#### [What is expected]
Give the number of lines in this listing that contain "définitivement", with no other words.
** start Input **
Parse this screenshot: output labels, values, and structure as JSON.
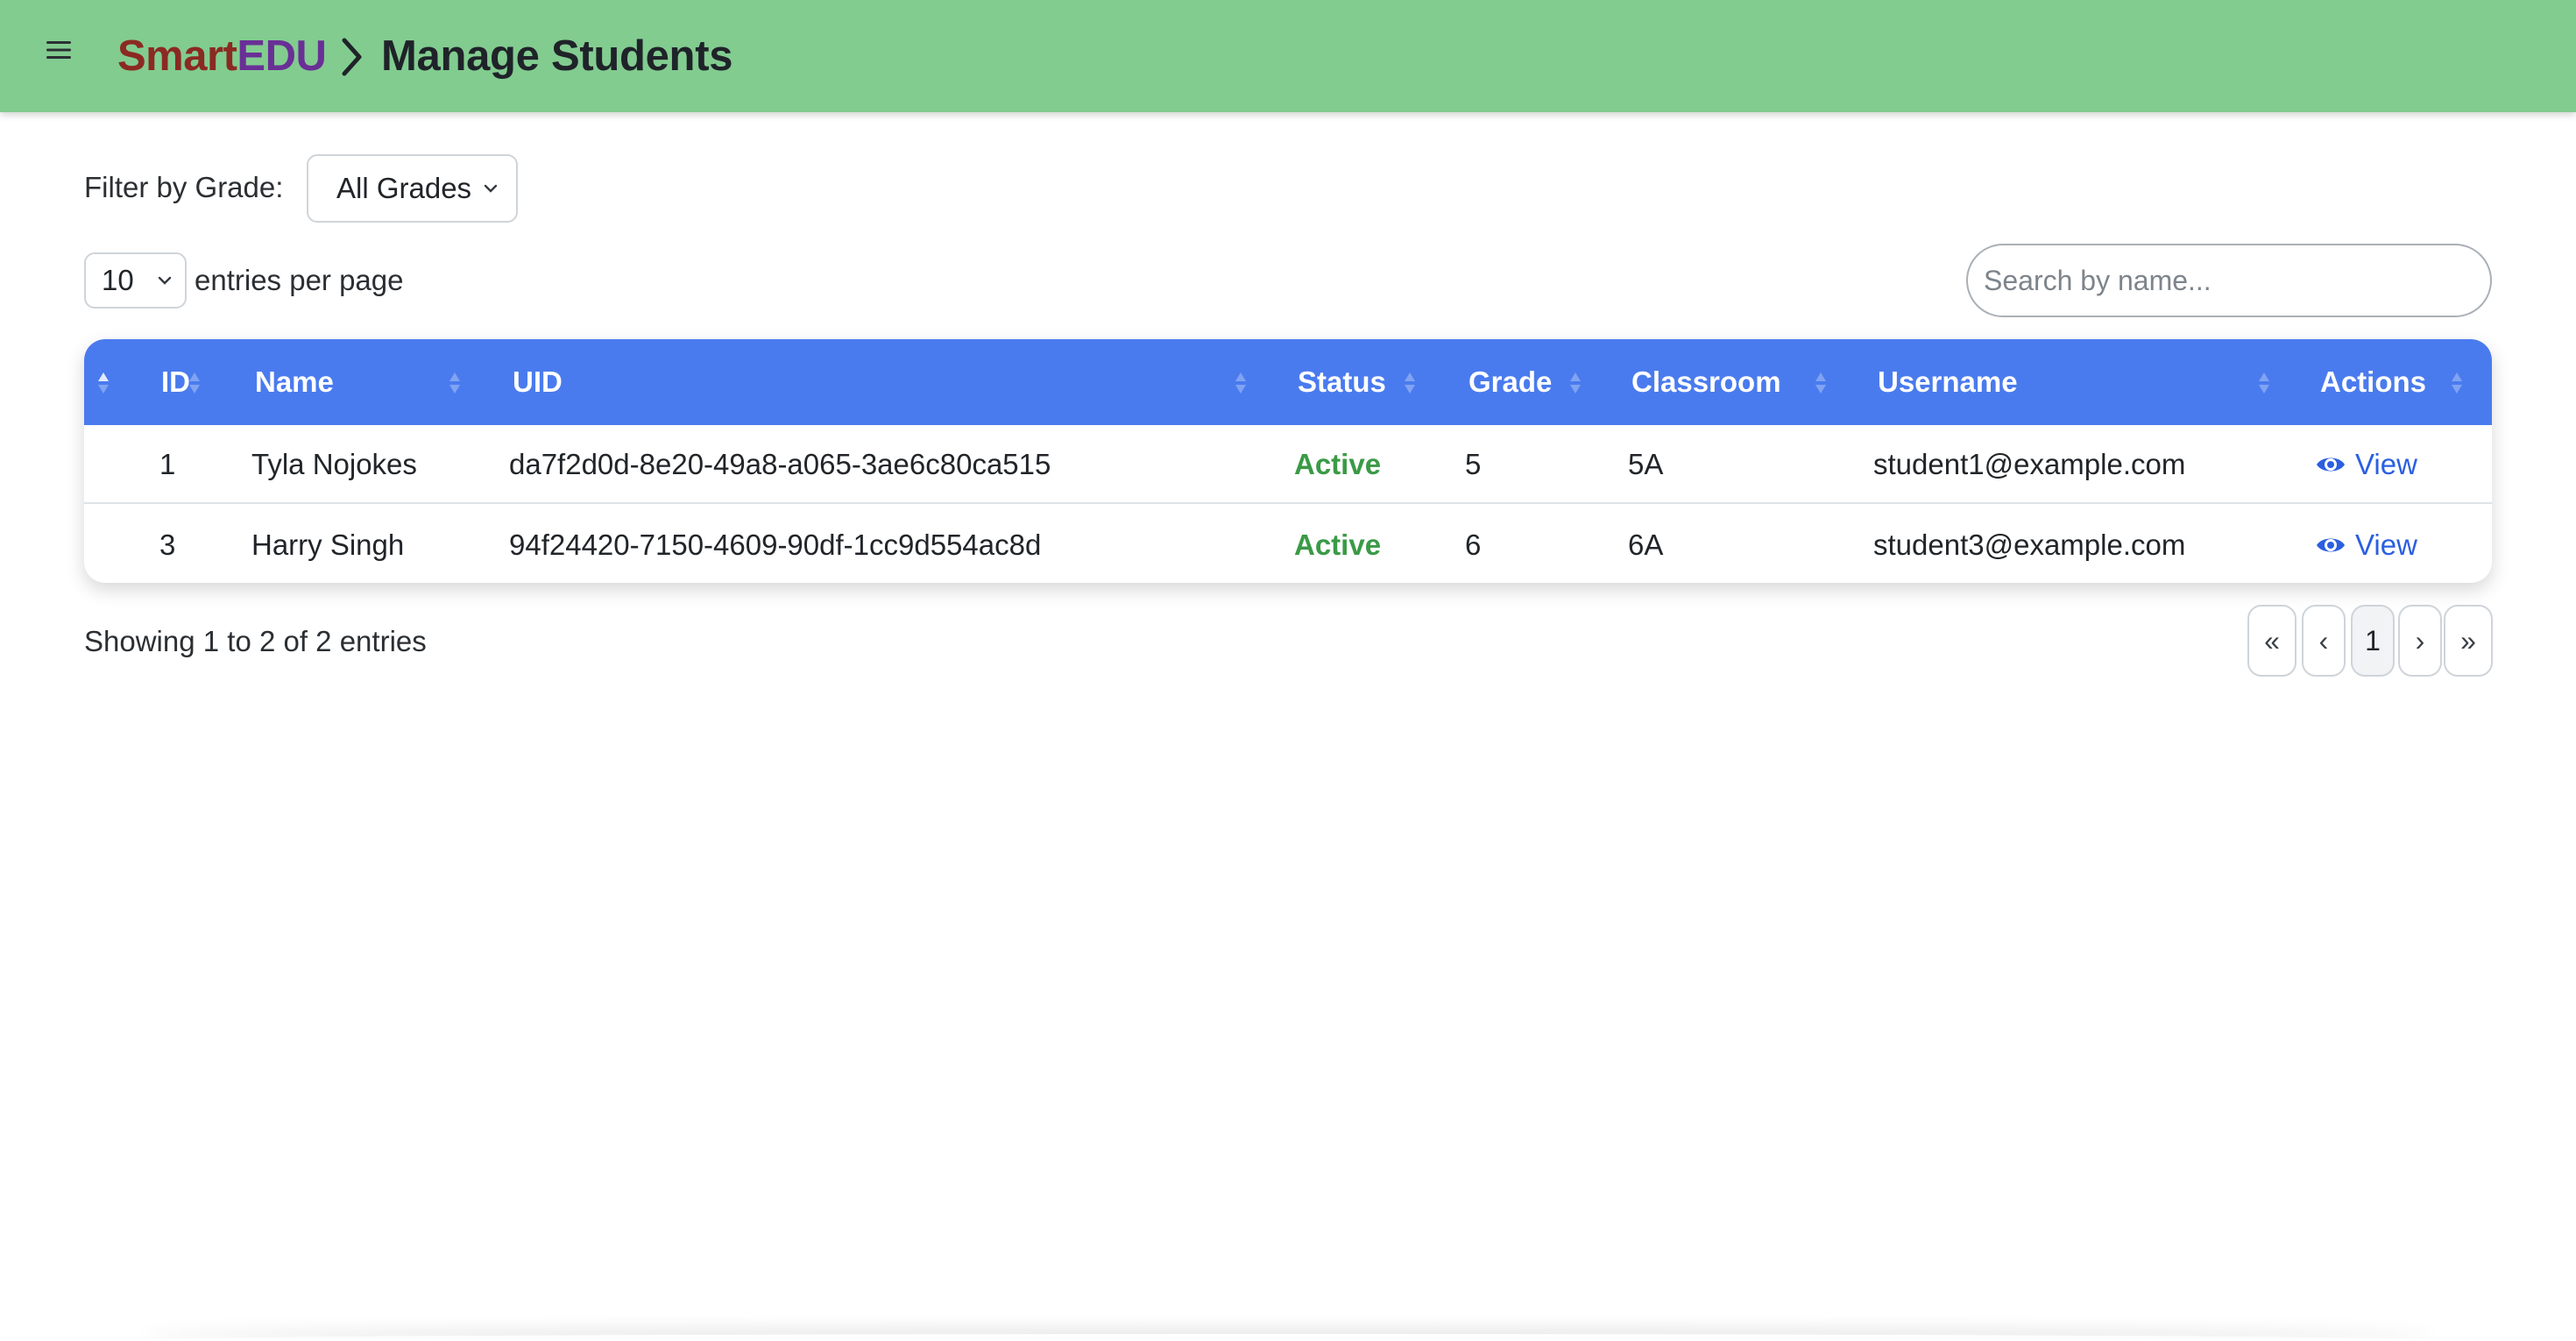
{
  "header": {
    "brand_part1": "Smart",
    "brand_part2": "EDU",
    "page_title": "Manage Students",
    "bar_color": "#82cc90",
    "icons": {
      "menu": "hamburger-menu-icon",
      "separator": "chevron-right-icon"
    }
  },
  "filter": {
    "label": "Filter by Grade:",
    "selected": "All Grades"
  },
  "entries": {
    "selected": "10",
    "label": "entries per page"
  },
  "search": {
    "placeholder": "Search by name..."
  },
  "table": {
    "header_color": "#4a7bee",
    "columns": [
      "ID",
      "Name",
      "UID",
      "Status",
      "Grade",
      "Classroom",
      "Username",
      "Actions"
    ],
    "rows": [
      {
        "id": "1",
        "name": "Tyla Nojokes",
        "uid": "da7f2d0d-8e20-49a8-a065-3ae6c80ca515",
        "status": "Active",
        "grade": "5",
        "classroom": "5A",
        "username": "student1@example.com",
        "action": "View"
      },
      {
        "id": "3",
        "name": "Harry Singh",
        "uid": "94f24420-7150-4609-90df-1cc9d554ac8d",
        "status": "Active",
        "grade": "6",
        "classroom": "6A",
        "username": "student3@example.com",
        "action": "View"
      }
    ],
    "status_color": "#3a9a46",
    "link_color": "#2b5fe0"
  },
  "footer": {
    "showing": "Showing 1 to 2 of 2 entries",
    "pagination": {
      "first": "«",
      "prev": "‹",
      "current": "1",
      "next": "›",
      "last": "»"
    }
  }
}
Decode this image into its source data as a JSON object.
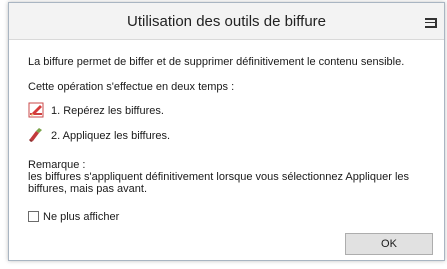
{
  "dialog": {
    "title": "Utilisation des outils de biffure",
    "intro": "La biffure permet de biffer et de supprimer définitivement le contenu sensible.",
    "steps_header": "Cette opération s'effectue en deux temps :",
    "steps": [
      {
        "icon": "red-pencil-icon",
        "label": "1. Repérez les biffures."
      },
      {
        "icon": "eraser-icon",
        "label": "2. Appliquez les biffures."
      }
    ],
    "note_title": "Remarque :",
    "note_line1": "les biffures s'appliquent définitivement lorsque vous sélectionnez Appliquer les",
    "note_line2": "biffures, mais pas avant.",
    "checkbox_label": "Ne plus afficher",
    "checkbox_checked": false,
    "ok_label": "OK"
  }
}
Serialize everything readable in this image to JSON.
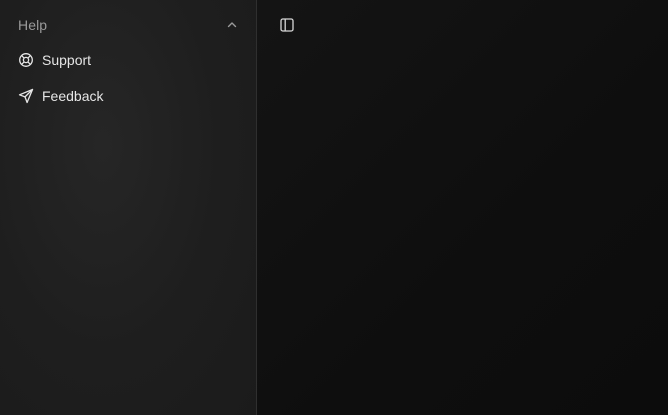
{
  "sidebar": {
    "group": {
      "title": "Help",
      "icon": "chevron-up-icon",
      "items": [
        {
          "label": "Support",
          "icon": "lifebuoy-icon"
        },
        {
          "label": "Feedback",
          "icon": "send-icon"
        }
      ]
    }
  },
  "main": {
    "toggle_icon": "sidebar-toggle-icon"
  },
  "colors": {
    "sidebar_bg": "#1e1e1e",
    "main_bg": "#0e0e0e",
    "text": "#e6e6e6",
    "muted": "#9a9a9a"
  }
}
** end Input **
#### [Answer to this task]
2